YOUR OBJECTIVE - Repeat every record below exactly as it appears.

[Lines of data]
-- -- --

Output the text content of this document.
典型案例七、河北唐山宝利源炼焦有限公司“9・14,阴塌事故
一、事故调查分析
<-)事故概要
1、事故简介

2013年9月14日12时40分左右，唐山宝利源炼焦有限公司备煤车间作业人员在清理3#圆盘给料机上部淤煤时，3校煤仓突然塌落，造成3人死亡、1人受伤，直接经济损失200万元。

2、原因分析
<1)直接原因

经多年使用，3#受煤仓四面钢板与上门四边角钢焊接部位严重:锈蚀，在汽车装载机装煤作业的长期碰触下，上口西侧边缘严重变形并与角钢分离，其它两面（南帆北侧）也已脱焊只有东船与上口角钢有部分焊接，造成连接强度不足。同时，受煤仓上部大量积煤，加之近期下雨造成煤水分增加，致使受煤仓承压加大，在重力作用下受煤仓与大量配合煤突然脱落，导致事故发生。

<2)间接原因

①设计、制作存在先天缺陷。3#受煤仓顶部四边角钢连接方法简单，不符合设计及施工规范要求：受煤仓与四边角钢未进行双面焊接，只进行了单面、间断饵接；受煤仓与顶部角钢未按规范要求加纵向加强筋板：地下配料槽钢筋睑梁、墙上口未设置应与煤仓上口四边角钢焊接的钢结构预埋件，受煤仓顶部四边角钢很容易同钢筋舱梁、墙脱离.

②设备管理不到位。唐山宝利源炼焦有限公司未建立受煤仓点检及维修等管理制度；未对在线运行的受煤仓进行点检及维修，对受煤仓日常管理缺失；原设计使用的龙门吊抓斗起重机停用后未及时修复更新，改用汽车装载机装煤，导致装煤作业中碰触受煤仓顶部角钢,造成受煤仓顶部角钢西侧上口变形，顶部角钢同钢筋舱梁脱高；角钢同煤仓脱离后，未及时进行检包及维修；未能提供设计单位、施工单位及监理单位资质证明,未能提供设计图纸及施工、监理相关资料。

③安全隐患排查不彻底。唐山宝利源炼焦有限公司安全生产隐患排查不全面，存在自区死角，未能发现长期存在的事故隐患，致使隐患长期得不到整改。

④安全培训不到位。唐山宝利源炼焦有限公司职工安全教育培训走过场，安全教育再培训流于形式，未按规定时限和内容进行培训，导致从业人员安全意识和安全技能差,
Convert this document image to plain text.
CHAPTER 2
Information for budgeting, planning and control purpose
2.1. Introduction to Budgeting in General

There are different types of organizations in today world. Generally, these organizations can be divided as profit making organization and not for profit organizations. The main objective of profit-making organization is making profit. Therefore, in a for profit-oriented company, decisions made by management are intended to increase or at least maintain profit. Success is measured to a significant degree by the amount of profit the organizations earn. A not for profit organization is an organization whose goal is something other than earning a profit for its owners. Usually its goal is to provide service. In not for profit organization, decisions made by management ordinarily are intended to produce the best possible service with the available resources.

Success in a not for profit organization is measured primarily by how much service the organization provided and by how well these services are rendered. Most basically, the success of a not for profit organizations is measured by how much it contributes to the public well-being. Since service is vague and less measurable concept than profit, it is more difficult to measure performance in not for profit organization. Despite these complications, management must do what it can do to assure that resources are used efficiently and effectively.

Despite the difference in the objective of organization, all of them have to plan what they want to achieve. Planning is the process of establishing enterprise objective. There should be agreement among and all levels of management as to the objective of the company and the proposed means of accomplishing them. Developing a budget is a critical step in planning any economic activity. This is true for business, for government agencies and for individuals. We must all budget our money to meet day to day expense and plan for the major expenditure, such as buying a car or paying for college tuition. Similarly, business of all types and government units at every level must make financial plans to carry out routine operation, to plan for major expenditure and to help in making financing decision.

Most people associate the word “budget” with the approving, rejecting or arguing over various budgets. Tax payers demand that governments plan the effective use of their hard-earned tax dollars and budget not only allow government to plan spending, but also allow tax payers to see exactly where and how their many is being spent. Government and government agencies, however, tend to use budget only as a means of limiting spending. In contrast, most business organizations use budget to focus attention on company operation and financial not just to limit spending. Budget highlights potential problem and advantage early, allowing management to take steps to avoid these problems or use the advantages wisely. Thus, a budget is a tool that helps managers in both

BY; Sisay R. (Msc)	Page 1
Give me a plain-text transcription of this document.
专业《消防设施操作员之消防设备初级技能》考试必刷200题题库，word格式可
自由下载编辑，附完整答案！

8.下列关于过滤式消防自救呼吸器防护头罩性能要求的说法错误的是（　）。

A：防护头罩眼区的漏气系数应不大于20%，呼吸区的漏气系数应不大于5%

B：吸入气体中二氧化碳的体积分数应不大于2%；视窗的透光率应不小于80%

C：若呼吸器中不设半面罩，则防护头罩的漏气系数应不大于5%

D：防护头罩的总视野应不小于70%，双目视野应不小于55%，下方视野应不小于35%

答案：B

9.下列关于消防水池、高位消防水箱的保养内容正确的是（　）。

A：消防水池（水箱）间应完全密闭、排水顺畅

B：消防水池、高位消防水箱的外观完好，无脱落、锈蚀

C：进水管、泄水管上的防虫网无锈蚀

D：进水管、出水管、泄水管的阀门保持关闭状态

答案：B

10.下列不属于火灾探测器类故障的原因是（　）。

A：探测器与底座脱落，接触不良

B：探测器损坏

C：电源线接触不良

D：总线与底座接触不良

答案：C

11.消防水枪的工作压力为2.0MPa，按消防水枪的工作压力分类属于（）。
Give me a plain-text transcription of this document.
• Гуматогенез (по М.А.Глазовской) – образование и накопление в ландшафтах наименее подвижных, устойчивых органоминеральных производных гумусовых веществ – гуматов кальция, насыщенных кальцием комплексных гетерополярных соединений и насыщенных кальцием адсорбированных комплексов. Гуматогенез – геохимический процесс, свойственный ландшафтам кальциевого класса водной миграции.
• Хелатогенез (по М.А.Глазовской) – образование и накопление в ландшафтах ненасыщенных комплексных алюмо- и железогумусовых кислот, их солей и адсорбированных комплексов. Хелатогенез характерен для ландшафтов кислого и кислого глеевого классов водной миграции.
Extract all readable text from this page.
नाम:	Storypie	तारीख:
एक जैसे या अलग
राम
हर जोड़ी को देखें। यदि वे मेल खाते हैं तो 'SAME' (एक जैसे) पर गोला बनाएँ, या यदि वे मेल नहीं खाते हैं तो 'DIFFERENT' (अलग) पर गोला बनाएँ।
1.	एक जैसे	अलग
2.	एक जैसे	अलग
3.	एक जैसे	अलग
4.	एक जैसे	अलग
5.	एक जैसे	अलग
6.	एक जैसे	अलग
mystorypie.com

-- -- --

RESPONSE -
Output the text content of this document.
典型案例七、河北唐山宝利源炼焦有限公司“9・14,阴塌事故
一、事故调查分析
<-)事故概要
1、事故简介

2013年9月14日12时40分左右，唐山宝利源炼焦有限公司备煤车间作业人员在清理3#圆盘给料机上部淤煤时，3校煤仓突然塌落，造成3人死亡、1人受伤，直接经济损失200万元。

2、原因分析
<1)直接原因

经多年使用，3#受煤仓四面钢板与上门四边角钢焊接部位严重:锈蚀，在汽车装载机装煤作业的长期碰触下，上口西侧边缘严重变形并与角钢分离，其它两面（南帆北侧）也已脱焊只有东船与上口角钢有部分焊接，造成连接强度不足。同时，受煤仓上部大量积煤，加之近期下雨造成煤水分增加，致使受煤仓承压加大，在重力作用下受煤仓与大量配合煤突然脱落，导致事故发生。

<2)间接原因

①设计、制作存在先天缺陷。3#受煤仓顶部四边角钢连接方法简单，不符合设计及施工规范要求：受煤仓与四边角钢未进行双面焊接，只进行了单面、间断饵接；受煤仓与顶部角钢未按规范要求加纵向加强筋板：地下配料槽钢筋睑梁、墙上口未设置应与煤仓上口四边角钢焊接的钢结构预埋件，受煤仓顶部四边角钢很容易同钢筋舱梁、墙脱离.

②设备管理不到位。唐山宝利源炼焦有限公司未建立受煤仓点检及维修等管理制度；未对在线运行的受煤仓进行点检及维修，对受煤仓日常管理缺失；原设计使用的龙门吊抓斗起重机停用后未及时修复更新，改用汽车装载机装煤，导致装煤作业中碰触受煤仓顶部角钢,造成受煤仓顶部角钢西侧上口变形，顶部角钢同钢筋舱梁脱高；角钢同煤仓脱离后，未及时进行检包及维修；未能提供设计单位、施工单位及监理单位资质证明,未能提供设计图纸及施工、监理相关资料。

③安全隐患排查不彻底。唐山宝利源炼焦有限公司安全生产隐患排查不全面，存在自区死角，未能发现长期存在的事故隐患，致使隐患长期得不到整改。

④安全培训不到位。唐山宝利源炼焦有限公司职工安全教育培训走过场，安全教育再培训流于形式，未按规定时限和内容进行培训，导致从业人员安全意识和安全技能差,
Convert this document image to plain text.
CHAPTER 2
Information for budgeting, planning and control purpose
2.1. Introduction to Budgeting in General

There are different types of organizations in today world. Generally, these organizations can be divided as profit making organization and not for profit organizations. The main objective of profit-making organization is making profit. Therefore, in a for profit-oriented company, decisions made by management are intended to increase or at least maintain profit. Success is measured to a significant degree by the amount of profit the organizations earn. A not for profit organization is an organization whose goal is something other than earning a profit for its owners. Usually its goal is to provide service. In not for profit organization, decisions made by management ordinarily are intended to produce the best possible service with the available resources.

Success in a not for profit organization is measured primarily by how much service the organization provided and by how well these services are rendered. Most basically, the success of a not for profit organizations is measured by how much it contributes to the public well-being. Since service is vague and less measurable concept than profit, it is more difficult to measure performance in not for profit organization. Despite these complications, management must do what it can do to assure that resources are used efficiently and effectively.

Despite the difference in the objective of organization, all of them have to plan what they want to achieve. Planning is the process of establishing enterprise objective. There should be agreement among and all levels of management as to the objective of the company and the proposed means of accomplishing them. Developing a budget is a critical step in planning any economic activity. This is true for business, for government agencies and for individuals. We must all budget our money to meet day to day expense and plan for the major expenditure, such as buying a car or paying for college tuition. Similarly, business of all types and government units at every level must make financial plans to carry out routine operation, to plan for major expenditure and to help in making financing decision.

Most people associate the word “budget” with the approving, rejecting or arguing over various budgets. Tax payers demand that governments plan the effective use of their hard-earned tax dollars and budget not only allow government to plan spending, but also allow tax payers to see exactly where and how their many is being spent. Government and government agencies, however, tend to use budget only as a means of limiting spending. In contrast, most business organizations use budget to focus attention on company operation and financial not just to limit spending. Budget highlights potential problem and advantage early, allowing management to take steps to avoid these problems or use the advantages wisely. Thus, a budget is a tool that helps managers in both

BY; Sisay R. (Msc)	Page 1
Give me a plain-text transcription of this document.
专业《消防设施操作员之消防设备初级技能》考试必刷200题题库，word格式可
自由下载编辑，附完整答案！

8.下列关于过滤式消防自救呼吸器防护头罩性能要求的说法错误的是（　）。

A：防护头罩眼区的漏气系数应不大于20%，呼吸区的漏气系数应不大于5%

B：吸入气体中二氧化碳的体积分数应不大于2%；视窗的透光率应不小于80%

C：若呼吸器中不设半面罩，则防护头罩的漏气系数应不大于5%

D：防护头罩的总视野应不小于70%，双目视野应不小于55%，下方视野应不小于35%

答案：B

9.下列关于消防水池、高位消防水箱的保养内容正确的是（　）。

A：消防水池（水箱）间应完全密闭、排水顺畅

B：消防水池、高位消防水箱的外观完好，无脱落、锈蚀

C：进水管、泄水管上的防虫网无锈蚀

D：进水管、出水管、泄水管的阀门保持关闭状态

答案：B

10.下列不属于火灾探测器类故障的原因是（　）。

A：探测器与底座脱落，接触不良

B：探测器损坏

C：电源线接触不良

D：总线与底座接触不良

答案：C

11.消防水枪的工作压力为2.0MPa，按消防水枪的工作压力分类属于（）。
Give me a plain-text transcription of this document.
• Гуматогенез (по М.А.Глазовской) – образование и накопление в ландшафтах наименее подвижных, устойчивых органоминеральных производных гумусовых веществ – гуматов кальция, насыщенных кальцием комплексных гетерополярных соединений и насыщенных кальцием адсорбированных комплексов. Гуматогенез – геохимический процесс, свойственный ландшафтам кальциевого класса водной миграции.
• Хелатогенез (по М.А.Глазовской) – образование и накопление в ландшафтах ненасыщенных комплексных алюмо- и железогумусовых кислот, их солей и адсорбированных комплексов. Хелатогенез характерен для ландшафтов кислого и кислого глеевого классов водной миграции.
Extract all readable text from this page.
नाम:	Storypie	तारीख:
एक जैसे या अलग
राम
हर जोड़ी को देखें। यदि वे मेल खाते हैं तो 'SAME' (एक जैसे) पर गोला बनाएँ, या यदि वे मेल नहीं खाते हैं तो 'DIFFERENT' (अलग) पर गोला बनाएँ।
1.	एक जैसे	अलग
2.	एक जैसे	अलग
3.	एक जैसे	अलग
4.	एक जैसे	अलग
5.	एक जैसे	अलग
6.	एक जैसे	अलग
mystorypie.com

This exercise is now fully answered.